SOURCE TEXT
On Reading Jane Austen

I should not read Jane Austen.

Traveling back from an out of state business visit, I had the opportunity to read Persuasion.  I had only read Sense and Sensibility and seen screen adaptations of Pride and Prejudice, Sense and Sensibility, and Emma.

I should not read Jane Austen.

Jane Austen fires one with a sense of the romantic and the glorious.  To read her is to be pulled breathlessly into a world of morals and manners, of loves unspoken and then at the end realized, of sacrifice and ultimate triumph.

I include a passage from Persuasion in which the main male protagonist, Captain Wentworth, has written a letter to Miss Anne Elliott:

"I can listen no longer in silence.  I must speak to you by such means as are within my reach.  You pierce my soul.  I am half agony, half hope.  Tell me not that I am too late, that such precious feelings are gone forever.  I offer myself to you again with a heart even more your own, than when you broke it eight and a half years ago.  Dare not say man forgets sooner than woman, that his love has an earlier death.  I have loved but you.  Unjust I may have been, weak and resentful I have been, but never inconstant. You alone have brought me to Bath.  For you alone, I think and plan - Have you not seen this?  Can you fail to understand my wishes?  I had not waited even these ten days, could I have read your feelings as I think you have penetrated mine.  I can hardly write.  I am every instant hearing something which overpowers me.   You sink your voice, but I can distinguish the tones of that voice, when they would be lost to others - Too good, too excellent creature!.  You do believe that there is true attachment and constancy among men.  Believe it to be most fervent, most undeviating in

F W.

PROVIDED RECORDS
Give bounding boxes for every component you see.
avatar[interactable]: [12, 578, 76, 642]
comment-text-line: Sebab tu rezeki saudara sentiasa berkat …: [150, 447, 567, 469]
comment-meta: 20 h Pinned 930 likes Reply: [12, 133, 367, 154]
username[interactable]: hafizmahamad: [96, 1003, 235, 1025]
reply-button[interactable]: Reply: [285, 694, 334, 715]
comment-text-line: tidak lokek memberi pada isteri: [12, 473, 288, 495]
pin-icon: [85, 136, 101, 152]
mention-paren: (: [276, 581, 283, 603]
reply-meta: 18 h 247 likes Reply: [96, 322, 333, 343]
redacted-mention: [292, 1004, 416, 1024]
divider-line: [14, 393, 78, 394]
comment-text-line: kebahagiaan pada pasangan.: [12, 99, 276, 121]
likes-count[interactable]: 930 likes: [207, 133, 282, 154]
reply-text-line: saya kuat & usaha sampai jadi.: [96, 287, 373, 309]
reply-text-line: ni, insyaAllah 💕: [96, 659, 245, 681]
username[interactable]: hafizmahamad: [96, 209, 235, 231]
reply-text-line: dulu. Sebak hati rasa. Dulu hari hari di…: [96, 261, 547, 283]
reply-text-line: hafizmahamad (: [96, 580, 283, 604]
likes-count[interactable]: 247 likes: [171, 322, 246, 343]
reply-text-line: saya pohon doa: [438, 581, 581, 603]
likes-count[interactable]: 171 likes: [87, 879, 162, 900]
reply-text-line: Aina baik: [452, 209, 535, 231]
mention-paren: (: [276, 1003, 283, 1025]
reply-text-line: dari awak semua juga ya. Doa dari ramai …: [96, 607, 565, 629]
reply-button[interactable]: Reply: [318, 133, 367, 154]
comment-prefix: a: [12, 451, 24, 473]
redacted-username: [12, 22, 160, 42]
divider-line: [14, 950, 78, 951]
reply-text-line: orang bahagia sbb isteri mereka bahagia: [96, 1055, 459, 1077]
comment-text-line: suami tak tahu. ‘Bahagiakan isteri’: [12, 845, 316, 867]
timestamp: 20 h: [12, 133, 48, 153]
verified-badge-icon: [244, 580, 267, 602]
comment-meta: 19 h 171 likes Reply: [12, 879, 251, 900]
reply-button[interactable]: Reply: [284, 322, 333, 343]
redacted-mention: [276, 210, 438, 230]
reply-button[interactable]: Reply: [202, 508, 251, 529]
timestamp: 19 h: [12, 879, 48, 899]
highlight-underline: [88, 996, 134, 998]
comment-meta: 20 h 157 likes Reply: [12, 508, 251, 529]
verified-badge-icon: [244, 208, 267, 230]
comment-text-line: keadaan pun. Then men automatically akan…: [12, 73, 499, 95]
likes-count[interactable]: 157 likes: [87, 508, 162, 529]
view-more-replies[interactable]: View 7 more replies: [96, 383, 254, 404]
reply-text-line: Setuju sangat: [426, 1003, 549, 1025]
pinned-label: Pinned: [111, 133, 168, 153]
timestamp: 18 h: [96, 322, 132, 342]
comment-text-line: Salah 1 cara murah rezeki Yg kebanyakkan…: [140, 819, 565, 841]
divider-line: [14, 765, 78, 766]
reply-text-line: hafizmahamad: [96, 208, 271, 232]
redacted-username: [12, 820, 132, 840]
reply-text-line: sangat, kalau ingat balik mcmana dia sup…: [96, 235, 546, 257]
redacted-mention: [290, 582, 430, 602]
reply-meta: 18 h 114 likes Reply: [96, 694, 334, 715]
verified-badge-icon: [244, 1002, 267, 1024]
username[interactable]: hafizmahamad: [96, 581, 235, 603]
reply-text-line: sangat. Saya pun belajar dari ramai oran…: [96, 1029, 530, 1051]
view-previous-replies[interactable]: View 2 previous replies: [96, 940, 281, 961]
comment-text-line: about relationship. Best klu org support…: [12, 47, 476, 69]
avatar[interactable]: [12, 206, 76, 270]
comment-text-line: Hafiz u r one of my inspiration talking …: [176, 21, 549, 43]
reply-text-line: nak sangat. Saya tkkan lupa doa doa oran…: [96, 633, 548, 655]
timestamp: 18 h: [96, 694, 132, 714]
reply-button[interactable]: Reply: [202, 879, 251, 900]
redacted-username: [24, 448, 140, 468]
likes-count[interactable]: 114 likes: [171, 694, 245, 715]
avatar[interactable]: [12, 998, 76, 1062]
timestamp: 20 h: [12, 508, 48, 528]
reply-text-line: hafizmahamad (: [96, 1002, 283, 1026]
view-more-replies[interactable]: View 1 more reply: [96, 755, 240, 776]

STATED TASK 1
In the piece on reading Jane Austen, translate this sentence into Spanish: "Jane Austen fires one with a sense of the romantic and the glorious."
STATED TASK 2
Using the piece on reading Jane Austen, answer these questions:
(a) Which Austen novel did the writer read while traveling back from the business visit?
(b) Which Austen novel had the writer read before that trip?
(c) In the letter, how long ago does Captain Wentworth say Anne broke his heart?
STATED TASK 3
Write out the part of the piece on reading Jane Austen starting with "On Reading Jane" and going on through "Sensibility, and Emma.".

WRITTEN ANSWER 1
Jane Austen despierta en uno un sentido de lo romántico y lo glorioso.

WRITTEN ANSWER 2
(a) Persuasion
(b) Sense and Sensibility
(c) Eight and a half years ago

WRITTEN ANSWER 3
On Reading Jane Austen

I should not read Jane Austen.

Traveling back from an out of state business visit, I had the opportunity to read Persuasion.  I had only read Sense and Sensibility and seen screen adaptations of Pride and Prejudice, Sense and Sensibility, and Emma.